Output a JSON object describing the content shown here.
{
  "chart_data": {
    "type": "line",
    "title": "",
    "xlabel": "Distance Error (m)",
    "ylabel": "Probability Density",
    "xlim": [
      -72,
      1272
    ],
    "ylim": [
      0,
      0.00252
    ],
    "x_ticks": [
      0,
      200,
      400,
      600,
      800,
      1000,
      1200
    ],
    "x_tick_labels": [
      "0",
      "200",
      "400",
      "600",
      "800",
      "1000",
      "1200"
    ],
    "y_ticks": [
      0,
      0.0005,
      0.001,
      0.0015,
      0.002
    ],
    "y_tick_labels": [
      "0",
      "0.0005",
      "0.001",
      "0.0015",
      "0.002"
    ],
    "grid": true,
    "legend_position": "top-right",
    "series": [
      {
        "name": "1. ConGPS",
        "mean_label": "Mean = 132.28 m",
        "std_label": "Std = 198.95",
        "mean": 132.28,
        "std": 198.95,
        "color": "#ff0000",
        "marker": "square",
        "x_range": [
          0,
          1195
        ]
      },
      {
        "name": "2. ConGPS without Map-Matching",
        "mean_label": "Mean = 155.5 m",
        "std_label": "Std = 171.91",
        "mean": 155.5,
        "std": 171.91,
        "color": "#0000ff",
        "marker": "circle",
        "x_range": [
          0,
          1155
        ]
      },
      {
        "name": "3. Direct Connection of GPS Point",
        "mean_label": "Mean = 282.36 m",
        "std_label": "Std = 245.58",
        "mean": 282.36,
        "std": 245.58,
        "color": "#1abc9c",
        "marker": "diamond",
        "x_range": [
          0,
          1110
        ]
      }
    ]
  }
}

□ □ □ □

* [Brief] Reproduce every line of the data verbatim.

* [Expected answer]
Output a JSON object describing the content shown here.
{
  "chart_data": {
    "type": "line",
    "title": "",
    "xlabel": "Distance Error (m)",
    "ylabel": "Probability Density",
    "xlim": [
      -72,
      1272
    ],
    "ylim": [
      0,
      0.00252
    ],
    "x_ticks": [
      0,
      200,
      400,
      600,
      800,
      1000,
      1200
    ],
    "x_tick_labels": [
      "0",
      "200",
      "400",
      "600",
      "800",
      "1000",
      "1200"
    ],
    "y_ticks": [
      0,
      0.0005,
      0.001,
      0.0015,
      0.002
    ],
    "y_tick_labels": [
      "0",
      "0.0005",
      "0.001",
      "0.0015",
      "0.002"
    ],
    "grid": true,
    "legend_position": "top-right",
    "series": [
      {
        "name": "1. ConGPS",
        "mean_label": "Mean = 132.28 m",
        "std_label": "Std = 198.95",
        "mean": 132.28,
        "std": 198.95,
        "color": "#ff0000",
        "marker": "square",
        "x_range": [
          0,
          1195
        ]
      },
      {
        "name": "2. ConGPS without Map-Matching",
        "mean_label": "Mean = 155.5 m",
        "std_label": "Std = 171.91",
        "mean": 155.5,
        "std": 171.91,
        "color": "#0000ff",
        "marker": "circle",
        "x_range": [
          0,
          1155
        ]
      },
      {
        "name": "3. Direct Connection of GPS Point",
        "mean_label": "Mean = 282.36 m",
        "std_label": "Std = 245.58",
        "mean": 282.36,
        "std": 245.58,
        "color": "#1abc9c",
        "marker": "diamond",
        "x_range": [
          0,
          1110
        ]
      }
    ]
  }
}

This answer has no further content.